[Exercise] Write the entries out again exactly as they stand, but without the pictures.

***** Provided data

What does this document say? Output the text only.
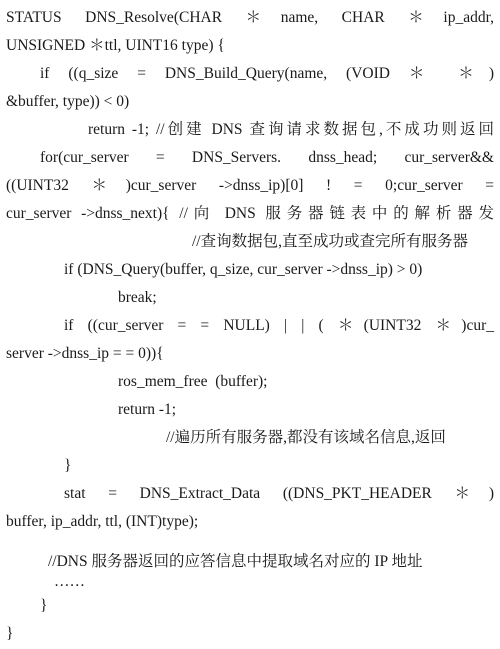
STATUS DNS_Resolve(CHAR ＊name, CHAR ＊ip_addr,
UNSIGNED ＊ttl, UINT16 type) {
if ((q_size = DNS_Build_Query(name, (VOID ＊ ＊)
&buffer, type)) < 0)
return -1; //创建 DNS 查询请求数据包,不成功则返回
for(cur_server = DNS_Servers. dnss_head; cur_server&&
((UINT32 ＊)cur_server ->dnss_ip)[0] ! = 0;cur_server =
cur_server ->dnss_next){ //向 DNS 服务器链表中的解析器发
//查询数据包,直至成功或查完所有服务器
if (DNS_Query(buffer, q_size, cur_server ->dnss_ip) > 0)
break;
if ((cur_server = = NULL) | | ( ＊(UINT32 ＊)cur_
server ->dnss_ip = = 0)){
ros_mem_free  (buffer);
return -1;
//遍历所有服务器,都没有该域名信息,返回
}
stat = DNS_Extract_Data ((DNS_PKT_HEADER ＊)
buffer, ip_addr, ttl, (INT)type);
//DNS 服务器返回的应答信息中提取域名对应的 IP 地址
……
}
}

**********

[Expected output]
What does this document say? Output the text only.
STATUS DNS_Resolve(CHAR ＊name, CHAR ＊ip_addr,
UNSIGNED ＊ttl, UINT16 type) {
if ((q_size = DNS_Build_Query(name, (VOID ＊ ＊)
&buffer, type)) < 0)
return -1; //创建 DNS 查询请求数据包,不成功则返回
for(cur_server = DNS_Servers. dnss_head; cur_server&&
((UINT32 ＊)cur_server ->dnss_ip)[0] ! = 0;cur_server =
cur_server ->dnss_next){ //向 DNS 服务器链表中的解析器发
//查询数据包,直至成功或查完所有服务器
if (DNS_Query(buffer, q_size, cur_server ->dnss_ip) > 0)
break;
if ((cur_server = = NULL) | | ( ＊(UINT32 ＊)cur_
server ->dnss_ip = = 0)){
ros_mem_free  (buffer);
return -1;
//遍历所有服务器,都没有该域名信息,返回
}
stat = DNS_Extract_Data ((DNS_PKT_HEADER ＊)
buffer, ip_addr, ttl, (INT)type);
//DNS 服务器返回的应答信息中提取域名对应的 IP 地址
……
}
}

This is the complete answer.